== 課題 ==
訪日外国人旅行消費額の文章を、「1月16日、観光庁は訪日外国」のある所から書き写し、「に結びついたと評価できます。」まで写したら終えること。

訪日外国人旅行消費額が5年連続で過去最高額更新

観光庁は訪日外国人客の消費実態などを調査し、観光行政の基礎資料とするため四半期ごと(一期は毎年1月~12月)に訪日外国人消費動向調査を実施しています。調査実施期間終了時の翌月に結果の公表が行われます。

1月16日、観光庁は訪日外国人消費動向調査の結果として、平成29年年間と第4四半期の調査結果を公表しました(両方とも速報値)。

速報によると、訪日外国人旅行消費額は4兆4,161億円(前年比17.8%像)となり、年間値は過去最高額となりました。観光庁の調査結果では5年連続で過去最高額を記録したことになりますが、年間の訪日外国人旅行消費額が4兆円台に乗ったのは今回が初となります。四半期ごとの消費額をみても、平成29年の全ての四半期で、過去最高額を更新しました。査証(ビザ)要件緩和や消費税免税制度などの観光政策が成果に結びついたと評価できます。

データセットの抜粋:

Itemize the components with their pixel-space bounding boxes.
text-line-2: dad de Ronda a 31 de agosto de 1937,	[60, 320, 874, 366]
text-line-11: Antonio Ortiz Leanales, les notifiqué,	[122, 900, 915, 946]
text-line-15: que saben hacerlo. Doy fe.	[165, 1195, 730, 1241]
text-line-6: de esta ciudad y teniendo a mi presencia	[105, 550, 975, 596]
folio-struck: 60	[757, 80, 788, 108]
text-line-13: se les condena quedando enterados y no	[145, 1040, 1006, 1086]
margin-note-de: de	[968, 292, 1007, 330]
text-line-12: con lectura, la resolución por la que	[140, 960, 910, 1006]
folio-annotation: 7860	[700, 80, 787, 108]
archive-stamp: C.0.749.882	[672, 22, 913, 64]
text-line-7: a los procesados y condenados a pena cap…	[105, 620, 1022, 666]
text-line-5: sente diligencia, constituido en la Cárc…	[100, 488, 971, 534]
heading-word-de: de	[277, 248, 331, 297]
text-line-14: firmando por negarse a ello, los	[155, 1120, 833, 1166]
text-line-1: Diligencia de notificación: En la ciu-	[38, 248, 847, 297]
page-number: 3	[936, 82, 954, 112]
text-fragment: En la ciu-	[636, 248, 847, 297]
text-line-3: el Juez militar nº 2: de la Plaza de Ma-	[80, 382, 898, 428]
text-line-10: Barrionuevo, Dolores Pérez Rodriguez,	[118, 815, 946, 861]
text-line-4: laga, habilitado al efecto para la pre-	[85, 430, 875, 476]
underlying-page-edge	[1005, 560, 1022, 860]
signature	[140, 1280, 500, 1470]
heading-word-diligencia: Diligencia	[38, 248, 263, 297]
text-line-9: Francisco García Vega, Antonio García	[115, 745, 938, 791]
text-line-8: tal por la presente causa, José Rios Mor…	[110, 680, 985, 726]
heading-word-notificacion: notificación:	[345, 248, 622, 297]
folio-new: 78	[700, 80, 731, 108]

== 記述解答 ==
1月16日、観光庁は訪日外国人消費動向調査の結果として、平成29年年間と第4四半期の調査結果を公表しました(両方とも速報値)。

速報によると、訪日外国人旅行消費額は4兆4,161億円(前年比17.8%像)となり、年間値は過去最高額となりました。観光庁の調査結果では5年連続で過去最高額を記録したことになりますが、年間の訪日外国人旅行消費額が4兆円台に乗ったのは今回が初となります。四半期ごとの消費額をみても、平成29年の全ての四半期で、過去最高額を更新しました。査証(ビザ)要件緩和や消費税免税制度などの観光政策が成果に結びついたと評価できます。